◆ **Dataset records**
------------------------------------------------------------

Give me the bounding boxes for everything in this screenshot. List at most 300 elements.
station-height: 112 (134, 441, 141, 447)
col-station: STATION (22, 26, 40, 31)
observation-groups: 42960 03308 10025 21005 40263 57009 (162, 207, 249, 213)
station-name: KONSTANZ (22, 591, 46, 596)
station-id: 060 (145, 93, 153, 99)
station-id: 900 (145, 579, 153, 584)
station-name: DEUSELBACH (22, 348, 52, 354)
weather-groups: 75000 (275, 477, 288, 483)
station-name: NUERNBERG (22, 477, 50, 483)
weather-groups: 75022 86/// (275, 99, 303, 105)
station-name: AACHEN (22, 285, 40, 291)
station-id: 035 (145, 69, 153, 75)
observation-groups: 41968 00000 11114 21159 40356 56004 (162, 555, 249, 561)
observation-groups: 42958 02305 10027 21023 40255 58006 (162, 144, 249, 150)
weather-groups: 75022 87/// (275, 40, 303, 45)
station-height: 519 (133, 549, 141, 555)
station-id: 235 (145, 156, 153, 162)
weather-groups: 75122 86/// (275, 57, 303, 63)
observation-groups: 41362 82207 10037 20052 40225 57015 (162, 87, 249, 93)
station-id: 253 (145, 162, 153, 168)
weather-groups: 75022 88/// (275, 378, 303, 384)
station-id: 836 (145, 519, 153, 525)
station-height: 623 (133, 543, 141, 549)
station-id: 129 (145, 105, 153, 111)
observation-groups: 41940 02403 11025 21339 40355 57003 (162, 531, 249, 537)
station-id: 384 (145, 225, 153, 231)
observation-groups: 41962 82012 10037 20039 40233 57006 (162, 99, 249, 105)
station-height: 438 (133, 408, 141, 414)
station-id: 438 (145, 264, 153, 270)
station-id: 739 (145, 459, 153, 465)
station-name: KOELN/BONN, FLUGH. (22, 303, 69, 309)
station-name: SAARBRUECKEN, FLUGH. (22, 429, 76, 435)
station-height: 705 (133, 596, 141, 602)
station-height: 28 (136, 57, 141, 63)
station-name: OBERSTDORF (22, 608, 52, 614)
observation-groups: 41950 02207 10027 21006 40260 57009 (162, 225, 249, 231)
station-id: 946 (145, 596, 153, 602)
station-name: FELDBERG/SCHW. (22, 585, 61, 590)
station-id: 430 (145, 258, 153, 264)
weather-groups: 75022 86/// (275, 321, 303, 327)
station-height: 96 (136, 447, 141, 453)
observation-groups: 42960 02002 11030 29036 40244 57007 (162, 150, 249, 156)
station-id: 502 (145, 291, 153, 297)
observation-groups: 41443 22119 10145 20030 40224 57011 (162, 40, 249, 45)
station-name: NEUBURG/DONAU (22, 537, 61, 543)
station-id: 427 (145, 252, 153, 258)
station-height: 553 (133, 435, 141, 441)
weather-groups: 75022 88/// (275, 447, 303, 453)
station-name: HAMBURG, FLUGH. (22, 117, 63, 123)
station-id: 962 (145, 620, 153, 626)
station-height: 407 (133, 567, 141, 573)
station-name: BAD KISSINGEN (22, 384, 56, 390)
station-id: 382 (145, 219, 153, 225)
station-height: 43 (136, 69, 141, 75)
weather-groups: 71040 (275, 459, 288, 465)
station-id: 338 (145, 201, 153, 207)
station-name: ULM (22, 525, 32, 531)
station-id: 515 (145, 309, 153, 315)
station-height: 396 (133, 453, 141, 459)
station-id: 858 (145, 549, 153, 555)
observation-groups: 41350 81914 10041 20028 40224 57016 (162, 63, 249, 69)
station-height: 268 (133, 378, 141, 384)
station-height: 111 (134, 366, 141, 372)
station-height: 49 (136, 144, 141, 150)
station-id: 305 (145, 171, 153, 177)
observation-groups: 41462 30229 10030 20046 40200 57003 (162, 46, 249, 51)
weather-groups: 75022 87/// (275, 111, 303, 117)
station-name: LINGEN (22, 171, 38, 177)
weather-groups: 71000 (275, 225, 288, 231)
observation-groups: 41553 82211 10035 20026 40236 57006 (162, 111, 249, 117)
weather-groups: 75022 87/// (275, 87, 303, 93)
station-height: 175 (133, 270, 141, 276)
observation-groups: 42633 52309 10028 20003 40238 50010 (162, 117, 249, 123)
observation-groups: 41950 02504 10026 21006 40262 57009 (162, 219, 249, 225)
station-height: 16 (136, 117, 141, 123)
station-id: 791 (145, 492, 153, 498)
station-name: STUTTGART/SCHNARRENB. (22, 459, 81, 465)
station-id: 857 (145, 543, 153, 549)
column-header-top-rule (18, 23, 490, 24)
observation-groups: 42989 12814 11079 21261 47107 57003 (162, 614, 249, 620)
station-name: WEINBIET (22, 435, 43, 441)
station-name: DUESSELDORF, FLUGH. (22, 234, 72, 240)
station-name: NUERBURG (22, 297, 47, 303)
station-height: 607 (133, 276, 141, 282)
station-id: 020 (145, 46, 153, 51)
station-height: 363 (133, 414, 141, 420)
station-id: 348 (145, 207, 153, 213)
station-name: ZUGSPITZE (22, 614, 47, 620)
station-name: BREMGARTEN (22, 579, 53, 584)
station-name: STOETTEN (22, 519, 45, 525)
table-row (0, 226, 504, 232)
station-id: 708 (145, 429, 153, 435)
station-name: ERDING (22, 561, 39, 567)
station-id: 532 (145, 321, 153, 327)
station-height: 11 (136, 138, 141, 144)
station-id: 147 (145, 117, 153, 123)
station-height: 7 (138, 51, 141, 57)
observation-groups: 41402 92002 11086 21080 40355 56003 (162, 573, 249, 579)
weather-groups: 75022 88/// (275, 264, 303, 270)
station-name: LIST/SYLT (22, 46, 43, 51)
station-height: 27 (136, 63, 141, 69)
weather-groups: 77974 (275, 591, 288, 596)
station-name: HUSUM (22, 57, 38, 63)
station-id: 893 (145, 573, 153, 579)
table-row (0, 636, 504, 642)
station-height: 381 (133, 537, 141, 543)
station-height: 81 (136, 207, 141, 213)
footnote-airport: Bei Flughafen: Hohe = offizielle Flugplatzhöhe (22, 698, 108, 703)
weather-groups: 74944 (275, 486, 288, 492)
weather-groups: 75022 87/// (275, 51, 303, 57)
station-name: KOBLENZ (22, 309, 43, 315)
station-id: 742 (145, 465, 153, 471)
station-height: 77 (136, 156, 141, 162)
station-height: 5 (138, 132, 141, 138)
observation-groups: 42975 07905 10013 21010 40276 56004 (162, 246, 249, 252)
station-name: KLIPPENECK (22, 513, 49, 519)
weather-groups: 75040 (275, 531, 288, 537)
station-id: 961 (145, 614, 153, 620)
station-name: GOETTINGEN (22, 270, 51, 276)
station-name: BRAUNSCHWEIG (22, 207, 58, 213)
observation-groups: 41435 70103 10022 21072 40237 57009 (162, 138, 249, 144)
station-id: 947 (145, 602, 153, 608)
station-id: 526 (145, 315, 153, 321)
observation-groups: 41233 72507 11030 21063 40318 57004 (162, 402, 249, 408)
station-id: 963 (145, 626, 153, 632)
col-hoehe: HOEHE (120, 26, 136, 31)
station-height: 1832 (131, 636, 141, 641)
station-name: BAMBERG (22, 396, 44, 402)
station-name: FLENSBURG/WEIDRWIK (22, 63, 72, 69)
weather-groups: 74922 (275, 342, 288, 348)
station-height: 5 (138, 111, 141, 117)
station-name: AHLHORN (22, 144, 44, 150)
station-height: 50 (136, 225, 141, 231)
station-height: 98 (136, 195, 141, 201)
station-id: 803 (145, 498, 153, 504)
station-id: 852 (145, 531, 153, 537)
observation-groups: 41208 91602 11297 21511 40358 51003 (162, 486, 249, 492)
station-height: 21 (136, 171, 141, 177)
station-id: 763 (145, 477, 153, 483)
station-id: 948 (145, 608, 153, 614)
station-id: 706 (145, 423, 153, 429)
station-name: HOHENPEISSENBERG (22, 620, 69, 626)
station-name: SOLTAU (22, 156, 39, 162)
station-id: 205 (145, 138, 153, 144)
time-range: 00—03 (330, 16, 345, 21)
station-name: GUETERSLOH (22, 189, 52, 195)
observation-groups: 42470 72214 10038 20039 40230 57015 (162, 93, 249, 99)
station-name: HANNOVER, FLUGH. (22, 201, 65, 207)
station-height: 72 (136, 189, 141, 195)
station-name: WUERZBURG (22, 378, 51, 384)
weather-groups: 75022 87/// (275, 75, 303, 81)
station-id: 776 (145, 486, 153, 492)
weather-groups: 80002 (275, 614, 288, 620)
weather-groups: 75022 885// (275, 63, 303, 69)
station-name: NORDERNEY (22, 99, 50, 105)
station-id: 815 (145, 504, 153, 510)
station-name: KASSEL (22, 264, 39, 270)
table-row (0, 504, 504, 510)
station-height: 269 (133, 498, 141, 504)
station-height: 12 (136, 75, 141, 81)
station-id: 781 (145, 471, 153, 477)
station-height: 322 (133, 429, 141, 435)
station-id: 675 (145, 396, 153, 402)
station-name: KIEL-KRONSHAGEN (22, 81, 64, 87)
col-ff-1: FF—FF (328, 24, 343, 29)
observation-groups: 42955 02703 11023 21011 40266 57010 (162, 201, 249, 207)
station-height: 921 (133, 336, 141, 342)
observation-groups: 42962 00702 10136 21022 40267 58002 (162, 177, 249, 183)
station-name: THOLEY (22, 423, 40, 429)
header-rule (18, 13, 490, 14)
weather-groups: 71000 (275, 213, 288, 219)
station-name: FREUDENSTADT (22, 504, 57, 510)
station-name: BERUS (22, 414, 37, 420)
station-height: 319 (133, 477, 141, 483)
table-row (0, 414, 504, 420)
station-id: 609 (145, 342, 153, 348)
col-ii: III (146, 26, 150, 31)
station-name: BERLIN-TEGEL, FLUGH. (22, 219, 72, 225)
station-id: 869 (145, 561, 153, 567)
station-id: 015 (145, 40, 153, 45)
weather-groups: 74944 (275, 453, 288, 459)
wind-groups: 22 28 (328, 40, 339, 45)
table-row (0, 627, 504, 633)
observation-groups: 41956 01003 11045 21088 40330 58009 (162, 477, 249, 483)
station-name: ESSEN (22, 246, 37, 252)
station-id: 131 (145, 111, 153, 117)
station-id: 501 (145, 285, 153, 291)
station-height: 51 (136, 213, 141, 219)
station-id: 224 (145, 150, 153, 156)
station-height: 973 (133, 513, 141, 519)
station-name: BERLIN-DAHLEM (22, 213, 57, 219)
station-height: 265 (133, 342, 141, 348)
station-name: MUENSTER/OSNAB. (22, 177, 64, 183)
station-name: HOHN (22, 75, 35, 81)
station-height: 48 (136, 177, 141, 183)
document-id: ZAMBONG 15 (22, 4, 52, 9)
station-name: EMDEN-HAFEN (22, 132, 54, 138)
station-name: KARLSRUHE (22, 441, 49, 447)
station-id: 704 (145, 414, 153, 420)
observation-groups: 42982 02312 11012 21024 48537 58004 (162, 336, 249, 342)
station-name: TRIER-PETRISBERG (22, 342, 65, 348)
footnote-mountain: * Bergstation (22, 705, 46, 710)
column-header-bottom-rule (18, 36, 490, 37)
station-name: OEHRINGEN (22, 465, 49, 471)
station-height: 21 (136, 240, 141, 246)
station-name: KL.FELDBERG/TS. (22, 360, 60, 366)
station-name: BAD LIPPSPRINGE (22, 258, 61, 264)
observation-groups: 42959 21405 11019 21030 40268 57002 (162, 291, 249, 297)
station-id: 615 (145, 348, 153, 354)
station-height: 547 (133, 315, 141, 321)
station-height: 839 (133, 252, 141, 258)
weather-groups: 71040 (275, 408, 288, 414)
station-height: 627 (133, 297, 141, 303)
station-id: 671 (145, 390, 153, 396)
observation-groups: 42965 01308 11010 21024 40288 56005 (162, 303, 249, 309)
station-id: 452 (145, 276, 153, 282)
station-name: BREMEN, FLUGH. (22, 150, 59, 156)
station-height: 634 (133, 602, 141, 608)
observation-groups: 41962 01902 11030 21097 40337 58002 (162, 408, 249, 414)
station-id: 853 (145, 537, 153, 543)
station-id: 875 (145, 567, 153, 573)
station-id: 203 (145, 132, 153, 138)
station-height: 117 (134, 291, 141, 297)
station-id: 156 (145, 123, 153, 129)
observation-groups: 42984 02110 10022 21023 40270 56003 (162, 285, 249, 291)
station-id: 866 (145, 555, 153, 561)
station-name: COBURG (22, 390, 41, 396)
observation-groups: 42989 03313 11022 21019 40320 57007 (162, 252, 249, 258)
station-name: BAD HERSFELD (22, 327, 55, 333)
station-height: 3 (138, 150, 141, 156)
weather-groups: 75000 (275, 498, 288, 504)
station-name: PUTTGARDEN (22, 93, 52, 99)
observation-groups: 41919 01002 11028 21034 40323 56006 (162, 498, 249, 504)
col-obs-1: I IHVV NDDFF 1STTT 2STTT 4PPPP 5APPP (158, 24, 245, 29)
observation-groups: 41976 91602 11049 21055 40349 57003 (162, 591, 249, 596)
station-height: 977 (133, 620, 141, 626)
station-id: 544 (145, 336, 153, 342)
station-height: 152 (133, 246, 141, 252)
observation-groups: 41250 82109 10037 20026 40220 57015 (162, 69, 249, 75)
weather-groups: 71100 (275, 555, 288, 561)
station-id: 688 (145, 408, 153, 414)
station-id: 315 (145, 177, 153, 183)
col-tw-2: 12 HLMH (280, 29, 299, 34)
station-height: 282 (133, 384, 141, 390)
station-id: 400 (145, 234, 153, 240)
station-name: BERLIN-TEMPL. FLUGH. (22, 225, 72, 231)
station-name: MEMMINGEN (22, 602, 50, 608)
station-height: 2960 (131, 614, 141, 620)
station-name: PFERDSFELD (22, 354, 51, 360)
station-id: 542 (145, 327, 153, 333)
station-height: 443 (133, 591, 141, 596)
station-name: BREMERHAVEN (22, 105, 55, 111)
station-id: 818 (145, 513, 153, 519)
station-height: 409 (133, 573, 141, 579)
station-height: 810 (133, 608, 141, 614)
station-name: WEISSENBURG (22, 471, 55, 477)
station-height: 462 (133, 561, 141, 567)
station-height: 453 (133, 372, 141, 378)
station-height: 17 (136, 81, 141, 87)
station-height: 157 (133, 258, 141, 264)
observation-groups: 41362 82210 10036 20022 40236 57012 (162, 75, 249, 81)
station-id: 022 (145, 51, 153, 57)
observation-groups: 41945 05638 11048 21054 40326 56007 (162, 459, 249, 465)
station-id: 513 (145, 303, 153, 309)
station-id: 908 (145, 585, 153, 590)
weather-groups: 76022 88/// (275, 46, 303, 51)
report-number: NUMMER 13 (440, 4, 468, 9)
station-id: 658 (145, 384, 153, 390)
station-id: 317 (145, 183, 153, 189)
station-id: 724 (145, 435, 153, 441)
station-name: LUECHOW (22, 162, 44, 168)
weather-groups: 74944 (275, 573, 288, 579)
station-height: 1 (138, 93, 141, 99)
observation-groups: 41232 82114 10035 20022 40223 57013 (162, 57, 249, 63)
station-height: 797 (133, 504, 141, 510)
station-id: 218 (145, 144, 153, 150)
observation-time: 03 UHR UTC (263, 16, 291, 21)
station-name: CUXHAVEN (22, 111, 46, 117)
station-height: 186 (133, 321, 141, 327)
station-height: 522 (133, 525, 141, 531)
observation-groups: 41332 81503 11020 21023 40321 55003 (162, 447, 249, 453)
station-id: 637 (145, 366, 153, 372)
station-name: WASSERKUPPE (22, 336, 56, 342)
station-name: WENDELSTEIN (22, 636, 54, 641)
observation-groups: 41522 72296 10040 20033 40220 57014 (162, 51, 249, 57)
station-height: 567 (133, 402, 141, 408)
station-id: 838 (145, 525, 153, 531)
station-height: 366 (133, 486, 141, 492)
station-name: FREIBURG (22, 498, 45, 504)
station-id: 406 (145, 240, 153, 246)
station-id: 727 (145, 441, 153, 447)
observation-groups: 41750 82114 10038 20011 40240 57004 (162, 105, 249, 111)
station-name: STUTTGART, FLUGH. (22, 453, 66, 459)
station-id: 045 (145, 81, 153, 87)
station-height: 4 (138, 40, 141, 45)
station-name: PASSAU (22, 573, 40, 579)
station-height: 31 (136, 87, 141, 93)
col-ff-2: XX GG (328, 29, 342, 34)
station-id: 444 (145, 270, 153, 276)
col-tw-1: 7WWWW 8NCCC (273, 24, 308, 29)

------------------------------------------------------------

Please repeat the items word for word, starting with the first line and going on through the line that contains "observation-groups: 42960 03308", with both of those lines included.

Give me the bounding boxes for everything in this screenshot. List at most 300 elements.
station-height: 112 (134, 441, 141, 447)
col-station: STATION (22, 26, 40, 31)
observation-groups: 42960 03308 10025 21005 40263 57009 (162, 207, 249, 213)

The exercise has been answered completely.